• [The exercise]: Reproduce each record exactly.
** START Extracted entries **
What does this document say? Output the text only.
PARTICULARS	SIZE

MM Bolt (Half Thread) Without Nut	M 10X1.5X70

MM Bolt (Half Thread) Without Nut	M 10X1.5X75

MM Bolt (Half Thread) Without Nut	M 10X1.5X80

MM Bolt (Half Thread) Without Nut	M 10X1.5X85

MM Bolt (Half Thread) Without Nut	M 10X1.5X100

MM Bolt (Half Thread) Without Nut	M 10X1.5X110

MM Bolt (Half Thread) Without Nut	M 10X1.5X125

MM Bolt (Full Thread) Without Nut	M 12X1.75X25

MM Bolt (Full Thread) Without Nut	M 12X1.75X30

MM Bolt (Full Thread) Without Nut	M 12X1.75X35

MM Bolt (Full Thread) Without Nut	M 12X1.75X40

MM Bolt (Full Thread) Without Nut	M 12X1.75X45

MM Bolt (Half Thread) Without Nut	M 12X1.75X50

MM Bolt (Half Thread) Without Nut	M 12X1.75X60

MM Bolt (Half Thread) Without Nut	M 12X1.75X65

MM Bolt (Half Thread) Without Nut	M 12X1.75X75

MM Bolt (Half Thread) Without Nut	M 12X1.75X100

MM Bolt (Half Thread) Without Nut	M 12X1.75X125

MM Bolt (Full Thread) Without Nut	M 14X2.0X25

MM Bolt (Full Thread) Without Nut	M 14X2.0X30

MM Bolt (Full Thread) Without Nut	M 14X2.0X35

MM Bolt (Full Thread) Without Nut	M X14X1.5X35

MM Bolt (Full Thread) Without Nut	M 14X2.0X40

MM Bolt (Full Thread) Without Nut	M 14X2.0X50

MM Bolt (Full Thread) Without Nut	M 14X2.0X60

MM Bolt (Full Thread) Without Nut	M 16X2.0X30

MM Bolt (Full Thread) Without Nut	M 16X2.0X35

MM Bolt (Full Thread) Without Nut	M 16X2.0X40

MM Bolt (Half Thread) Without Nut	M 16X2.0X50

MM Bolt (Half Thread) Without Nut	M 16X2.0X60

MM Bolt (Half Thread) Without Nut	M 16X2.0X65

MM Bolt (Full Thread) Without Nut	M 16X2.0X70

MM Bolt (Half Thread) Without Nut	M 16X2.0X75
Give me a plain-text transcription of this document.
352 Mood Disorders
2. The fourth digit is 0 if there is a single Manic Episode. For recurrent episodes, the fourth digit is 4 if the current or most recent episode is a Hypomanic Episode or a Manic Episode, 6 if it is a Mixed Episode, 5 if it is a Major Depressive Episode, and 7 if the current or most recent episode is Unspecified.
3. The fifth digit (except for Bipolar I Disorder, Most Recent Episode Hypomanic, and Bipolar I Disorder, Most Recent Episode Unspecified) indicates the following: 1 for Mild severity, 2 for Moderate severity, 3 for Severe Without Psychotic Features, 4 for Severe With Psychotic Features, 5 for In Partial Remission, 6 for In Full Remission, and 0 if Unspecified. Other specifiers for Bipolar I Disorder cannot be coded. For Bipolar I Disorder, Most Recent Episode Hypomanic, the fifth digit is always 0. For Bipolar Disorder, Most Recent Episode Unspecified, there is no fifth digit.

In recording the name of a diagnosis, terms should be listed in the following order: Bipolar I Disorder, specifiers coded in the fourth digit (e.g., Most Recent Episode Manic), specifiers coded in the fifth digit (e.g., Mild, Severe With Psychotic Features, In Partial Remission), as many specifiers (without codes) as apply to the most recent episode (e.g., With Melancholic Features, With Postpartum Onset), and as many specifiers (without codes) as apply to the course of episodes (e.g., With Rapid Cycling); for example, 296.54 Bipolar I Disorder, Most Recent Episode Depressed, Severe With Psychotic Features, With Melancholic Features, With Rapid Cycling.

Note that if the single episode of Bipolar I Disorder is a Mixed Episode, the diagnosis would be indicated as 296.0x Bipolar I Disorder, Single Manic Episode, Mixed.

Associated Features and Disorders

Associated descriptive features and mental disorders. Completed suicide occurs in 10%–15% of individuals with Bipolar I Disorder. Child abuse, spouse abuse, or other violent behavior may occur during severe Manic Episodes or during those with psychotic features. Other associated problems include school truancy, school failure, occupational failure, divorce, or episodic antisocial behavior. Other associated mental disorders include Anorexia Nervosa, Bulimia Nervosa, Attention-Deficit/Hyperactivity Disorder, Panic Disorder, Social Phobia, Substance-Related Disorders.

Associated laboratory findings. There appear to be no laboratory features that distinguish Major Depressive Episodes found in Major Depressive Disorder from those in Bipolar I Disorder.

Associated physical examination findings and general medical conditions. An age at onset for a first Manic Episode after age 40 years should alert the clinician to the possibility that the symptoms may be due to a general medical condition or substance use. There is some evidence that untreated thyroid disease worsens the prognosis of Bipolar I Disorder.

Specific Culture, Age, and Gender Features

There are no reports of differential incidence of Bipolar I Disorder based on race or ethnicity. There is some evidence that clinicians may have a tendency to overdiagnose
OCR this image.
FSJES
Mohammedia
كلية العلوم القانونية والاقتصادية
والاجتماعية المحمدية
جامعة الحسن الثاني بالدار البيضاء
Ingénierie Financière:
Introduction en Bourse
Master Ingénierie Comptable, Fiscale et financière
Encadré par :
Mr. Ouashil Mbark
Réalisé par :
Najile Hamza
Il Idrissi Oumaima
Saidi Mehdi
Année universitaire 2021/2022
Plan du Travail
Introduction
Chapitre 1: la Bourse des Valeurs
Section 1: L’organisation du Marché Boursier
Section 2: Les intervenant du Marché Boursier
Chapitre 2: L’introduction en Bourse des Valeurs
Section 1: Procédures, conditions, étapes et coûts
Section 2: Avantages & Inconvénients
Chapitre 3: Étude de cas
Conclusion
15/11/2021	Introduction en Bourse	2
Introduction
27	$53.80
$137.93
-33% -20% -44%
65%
** END Extracted entries **
• [The response]:
What does this document say? Output the text only.
PARTICULARS	SIZE

MM Bolt (Half Thread) Without Nut	M 10X1.5X70

MM Bolt (Half Thread) Without Nut	M 10X1.5X75

MM Bolt (Half Thread) Without Nut	M 10X1.5X80

MM Bolt (Half Thread) Without Nut	M 10X1.5X85

MM Bolt (Half Thread) Without Nut	M 10X1.5X100

MM Bolt (Half Thread) Without Nut	M 10X1.5X110

MM Bolt (Half Thread) Without Nut	M 10X1.5X125

MM Bolt (Full Thread) Without Nut	M 12X1.75X25

MM Bolt (Full Thread) Without Nut	M 12X1.75X30

MM Bolt (Full Thread) Without Nut	M 12X1.75X35

MM Bolt (Full Thread) Without Nut	M 12X1.75X40

MM Bolt (Full Thread) Without Nut	M 12X1.75X45

MM Bolt (Half Thread) Without Nut	M 12X1.75X50

MM Bolt (Half Thread) Without Nut	M 12X1.75X60

MM Bolt (Half Thread) Without Nut	M 12X1.75X65

MM Bolt (Half Thread) Without Nut	M 12X1.75X75

MM Bolt (Half Thread) Without Nut	M 12X1.75X100

MM Bolt (Half Thread) Without Nut	M 12X1.75X125

MM Bolt (Full Thread) Without Nut	M 14X2.0X25

MM Bolt (Full Thread) Without Nut	M 14X2.0X30

MM Bolt (Full Thread) Without Nut	M 14X2.0X35

MM Bolt (Full Thread) Without Nut	M X14X1.5X35

MM Bolt (Full Thread) Without Nut	M 14X2.0X40

MM Bolt (Full Thread) Without Nut	M 14X2.0X50

MM Bolt (Full Thread) Without Nut	M 14X2.0X60

MM Bolt (Full Thread) Without Nut	M 16X2.0X30

MM Bolt (Full Thread) Without Nut	M 16X2.0X35

MM Bolt (Full Thread) Without Nut	M 16X2.0X40

MM Bolt (Half Thread) Without Nut	M 16X2.0X50

MM Bolt (Half Thread) Without Nut	M 16X2.0X60

MM Bolt (Half Thread) Without Nut	M 16X2.0X65

MM Bolt (Full Thread) Without Nut	M 16X2.0X70

MM Bolt (Half Thread) Without Nut	M 16X2.0X75
Give me a plain-text transcription of this document.
352 Mood Disorders
2. The fourth digit is 0 if there is a single Manic Episode. For recurrent episodes, the fourth digit is 4 if the current or most recent episode is a Hypomanic Episode or a Manic Episode, 6 if it is a Mixed Episode, 5 if it is a Major Depressive Episode, and 7 if the current or most recent episode is Unspecified.
3. The fifth digit (except for Bipolar I Disorder, Most Recent Episode Hypomanic, and Bipolar I Disorder, Most Recent Episode Unspecified) indicates the following: 1 for Mild severity, 2 for Moderate severity, 3 for Severe Without Psychotic Features, 4 for Severe With Psychotic Features, 5 for In Partial Remission, 6 for In Full Remission, and 0 if Unspecified. Other specifiers for Bipolar I Disorder cannot be coded. For Bipolar I Disorder, Most Recent Episode Hypomanic, the fifth digit is always 0. For Bipolar Disorder, Most Recent Episode Unspecified, there is no fifth digit.

In recording the name of a diagnosis, terms should be listed in the following order: Bipolar I Disorder, specifiers coded in the fourth digit (e.g., Most Recent Episode Manic), specifiers coded in the fifth digit (e.g., Mild, Severe With Psychotic Features, In Partial Remission), as many specifiers (without codes) as apply to the most recent episode (e.g., With Melancholic Features, With Postpartum Onset), and as many specifiers (without codes) as apply to the course of episodes (e.g., With Rapid Cycling); for example, 296.54 Bipolar I Disorder, Most Recent Episode Depressed, Severe With Psychotic Features, With Melancholic Features, With Rapid Cycling.

Note that if the single episode of Bipolar I Disorder is a Mixed Episode, the diagnosis would be indicated as 296.0x Bipolar I Disorder, Single Manic Episode, Mixed.

Associated Features and Disorders

Associated descriptive features and mental disorders. Completed suicide occurs in 10%–15% of individuals with Bipolar I Disorder. Child abuse, spouse abuse, or other violent behavior may occur during severe Manic Episodes or during those with psychotic features. Other associated problems include school truancy, school failure, occupational failure, divorce, or episodic antisocial behavior. Other associated mental disorders include Anorexia Nervosa, Bulimia Nervosa, Attention-Deficit/Hyperactivity Disorder, Panic Disorder, Social Phobia, Substance-Related Disorders.

Associated laboratory findings. There appear to be no laboratory features that distinguish Major Depressive Episodes found in Major Depressive Disorder from those in Bipolar I Disorder.

Associated physical examination findings and general medical conditions. An age at onset for a first Manic Episode after age 40 years should alert the clinician to the possibility that the symptoms may be due to a general medical condition or substance use. There is some evidence that untreated thyroid disease worsens the prognosis of Bipolar I Disorder.

Specific Culture, Age, and Gender Features

There are no reports of differential incidence of Bipolar I Disorder based on race or ethnicity. There is some evidence that clinicians may have a tendency to overdiagnose
OCR this image.
FSJES
Mohammedia
كلية العلوم القانونية والاقتصادية
والاجتماعية المحمدية
جامعة الحسن الثاني بالدار البيضاء
Ingénierie Financière:
Introduction en Bourse
Master Ingénierie Comptable, Fiscale et financière
Encadré par :
Mr. Ouashil Mbark
Réalisé par :
Najile Hamza
Il Idrissi Oumaima
Saidi Mehdi
Année universitaire 2021/2022
Plan du Travail
Introduction
Chapitre 1: la Bourse des Valeurs
Section 1: L’organisation du Marché Boursier
Section 2: Les intervenant du Marché Boursier
Chapitre 2: L’introduction en Bourse des Valeurs
Section 1: Procédures, conditions, étapes et coûts
Section 2: Avantages & Inconvénients
Chapitre 3: Étude de cas
Conclusion
15/11/2021	Introduction en Bourse	2
Introduction
27	$53.80
$137.93
-33% -20% -44%
65%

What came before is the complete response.